**OBJECTIVE**
Copy every line of the records below that holds the word "this".

**DATA SUPPLIED**
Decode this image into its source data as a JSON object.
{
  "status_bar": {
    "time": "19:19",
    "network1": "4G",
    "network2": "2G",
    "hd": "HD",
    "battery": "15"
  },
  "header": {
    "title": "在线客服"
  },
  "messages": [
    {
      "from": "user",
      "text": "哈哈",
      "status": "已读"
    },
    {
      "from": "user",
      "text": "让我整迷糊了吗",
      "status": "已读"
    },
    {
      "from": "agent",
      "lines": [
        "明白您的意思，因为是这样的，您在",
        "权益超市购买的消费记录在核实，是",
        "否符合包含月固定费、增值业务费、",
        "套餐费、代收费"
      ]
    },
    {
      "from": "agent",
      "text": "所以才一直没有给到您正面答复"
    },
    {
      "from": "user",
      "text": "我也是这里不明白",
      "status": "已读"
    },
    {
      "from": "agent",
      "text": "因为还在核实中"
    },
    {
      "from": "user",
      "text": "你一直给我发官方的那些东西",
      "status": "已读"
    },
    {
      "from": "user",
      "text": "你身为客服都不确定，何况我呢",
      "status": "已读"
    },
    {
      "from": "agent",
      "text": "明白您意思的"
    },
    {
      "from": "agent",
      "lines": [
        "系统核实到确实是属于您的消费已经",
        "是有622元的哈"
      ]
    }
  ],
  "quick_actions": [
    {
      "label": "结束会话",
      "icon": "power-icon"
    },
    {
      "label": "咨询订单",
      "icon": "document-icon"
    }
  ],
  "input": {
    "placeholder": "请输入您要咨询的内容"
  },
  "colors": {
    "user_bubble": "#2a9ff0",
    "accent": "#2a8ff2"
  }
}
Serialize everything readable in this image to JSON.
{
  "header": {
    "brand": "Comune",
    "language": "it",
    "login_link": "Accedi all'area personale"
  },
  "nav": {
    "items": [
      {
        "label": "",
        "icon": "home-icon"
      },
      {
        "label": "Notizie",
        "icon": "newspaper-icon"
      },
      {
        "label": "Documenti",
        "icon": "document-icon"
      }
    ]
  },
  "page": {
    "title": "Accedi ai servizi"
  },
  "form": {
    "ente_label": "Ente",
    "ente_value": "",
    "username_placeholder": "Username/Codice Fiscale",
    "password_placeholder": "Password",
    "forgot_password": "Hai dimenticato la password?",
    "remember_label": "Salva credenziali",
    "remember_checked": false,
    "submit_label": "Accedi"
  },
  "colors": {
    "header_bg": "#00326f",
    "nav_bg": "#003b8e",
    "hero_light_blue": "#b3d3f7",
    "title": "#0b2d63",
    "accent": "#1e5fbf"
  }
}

**RESPONSE BELOW**
Decode this image into its source data as a JSON object.
Serialize everything readable in this image to JSON.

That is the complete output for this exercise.